Programma innovativo nazionale per la qualità dell’abitare

Il Ministro delle Infrastrutture e Trasporti, il Ministro dell’ Economia e Finanze ed il Ministro per i Beni e le Attività culturali ed il turismo, hanno firmato il decreto interministeriale attuativo del “Programma innovativo nazionale per la qualità dell’abitare”, di cui alla legge 160/2019, articolo 1, commi 437 e seguenti, adesso in attesa di pubblicazione in Gazzetta Ufficiale.

Il decreto interministeriale mette a disposizione dei Comuni e delle Città Metropolitane risorse per oltre 853 milioni di euro per gli anni 2020-2033, destinati al programma innovativo per l’abitare, al fine di concorrere alla riduzione del disagio abitativo, culturale e della coesione sociale.

──────

**COMPITO ASSEGNATO:**
Riporta senza modifiche il brano dell'estratto sul programma per la qualità dell'abitare, partendo dalle parole "Il Ministro delle" e fermandoti dopo "della coesione sociale.".

──────

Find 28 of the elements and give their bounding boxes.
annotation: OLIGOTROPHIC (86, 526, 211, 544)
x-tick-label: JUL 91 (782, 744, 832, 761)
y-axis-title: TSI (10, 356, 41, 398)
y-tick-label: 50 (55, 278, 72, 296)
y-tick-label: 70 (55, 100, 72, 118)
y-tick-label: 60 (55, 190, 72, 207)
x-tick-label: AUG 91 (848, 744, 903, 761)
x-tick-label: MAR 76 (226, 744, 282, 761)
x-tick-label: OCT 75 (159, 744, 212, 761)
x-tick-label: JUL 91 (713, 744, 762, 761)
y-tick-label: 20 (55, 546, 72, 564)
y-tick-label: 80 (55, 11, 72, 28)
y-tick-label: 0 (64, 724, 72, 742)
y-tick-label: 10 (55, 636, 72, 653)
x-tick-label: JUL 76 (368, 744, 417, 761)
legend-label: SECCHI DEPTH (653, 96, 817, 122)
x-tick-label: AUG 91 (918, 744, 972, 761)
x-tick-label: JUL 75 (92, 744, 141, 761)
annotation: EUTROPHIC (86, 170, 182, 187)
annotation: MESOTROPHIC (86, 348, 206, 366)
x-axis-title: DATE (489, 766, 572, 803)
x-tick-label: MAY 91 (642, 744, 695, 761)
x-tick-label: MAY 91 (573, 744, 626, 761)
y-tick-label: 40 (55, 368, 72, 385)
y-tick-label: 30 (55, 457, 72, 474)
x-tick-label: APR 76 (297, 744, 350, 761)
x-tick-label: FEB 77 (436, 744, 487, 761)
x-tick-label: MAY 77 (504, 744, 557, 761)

──────

**RISPOSTA:**
Il Ministro delle Infrastrutture e Trasporti, il Ministro dell’ Economia e Finanze ed il Ministro per i Beni e le Attività culturali ed il turismo, hanno firmato il decreto interministeriale attuativo del “Programma innovativo nazionale per la qualità dell’abitare”, di cui alla legge 160/2019, articolo 1, commi 437 e seguenti, adesso in attesa di pubblicazione in Gazzetta Ufficiale.

Il decreto interministeriale mette a disposizione dei Comuni e delle Città Metropolitane risorse per oltre 853 milioni di euro per gli anni 2020-2033, destinati al programma innovativo per l’abitare, al fine di concorrere alla riduzione del disagio abitativo, culturale e della coesione sociale.